-------- Listed records

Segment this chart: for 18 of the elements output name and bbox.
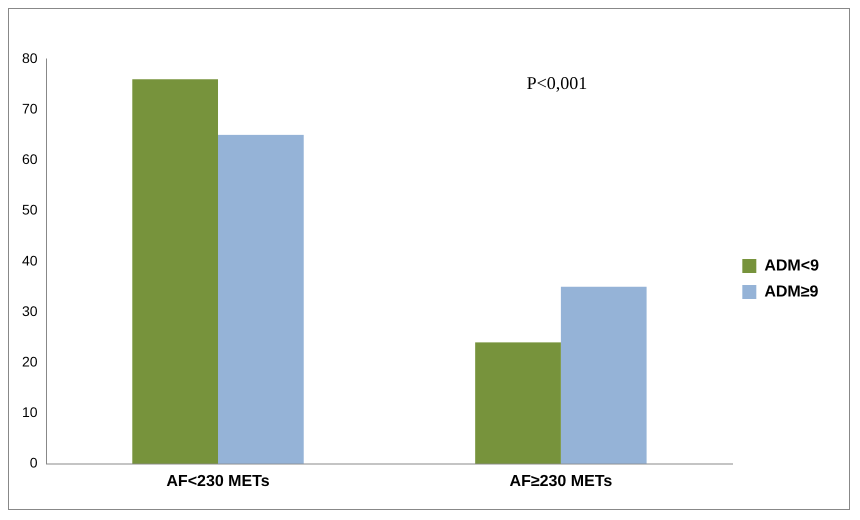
x-tick-label: AF≥230 METs xyxy=(510,472,612,490)
y-tick-label: 40 xyxy=(22,252,38,268)
y-tick-label: 0 xyxy=(30,454,38,471)
y-tick-label: 60 xyxy=(22,151,38,168)
legend-label: ADM≥9 xyxy=(764,283,819,300)
x-tick-label: AF<230 METs xyxy=(166,472,270,490)
legend-label: ADM<9 xyxy=(764,257,820,274)
annotation: P<0,001 xyxy=(526,73,588,93)
bar xyxy=(218,134,304,464)
y-tick-label: 10 xyxy=(22,404,38,420)
y-tick-label: 30 xyxy=(22,302,38,319)
y-tick-label: 80 xyxy=(22,50,38,66)
y-tick-label: 20 xyxy=(22,353,38,370)
bar xyxy=(475,342,561,464)
y-tick-label: 70 xyxy=(22,100,38,116)
y-tick-label: 50 xyxy=(22,202,38,218)
bar xyxy=(560,286,647,464)
bar xyxy=(132,79,218,464)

----------------

■ What to work on ■
Write out all of the data above word for word, leaving out any pictures.

■ Complete output ■
Segment this chart: for 18 of the elements output name and bbox.
x-tick-label: AF≥230 METs xyxy=(510,472,612,490)
y-tick-label: 40 xyxy=(22,252,38,268)
y-tick-label: 0 xyxy=(30,454,38,471)
y-tick-label: 60 xyxy=(22,151,38,168)
legend-label: ADM≥9 xyxy=(764,283,819,300)
x-tick-label: AF<230 METs xyxy=(166,472,270,490)
legend-label: ADM<9 xyxy=(764,257,820,274)
annotation: P<0,001 xyxy=(526,73,588,93)
bar xyxy=(218,134,304,464)
y-tick-label: 10 xyxy=(22,404,38,420)
y-tick-label: 30 xyxy=(22,302,38,319)
y-tick-label: 80 xyxy=(22,50,38,66)
y-tick-label: 20 xyxy=(22,353,38,370)
bar xyxy=(475,342,561,464)
y-tick-label: 70 xyxy=(22,100,38,116)
y-tick-label: 50 xyxy=(22,202,38,218)
bar xyxy=(560,286,647,464)
bar xyxy=(132,79,218,464)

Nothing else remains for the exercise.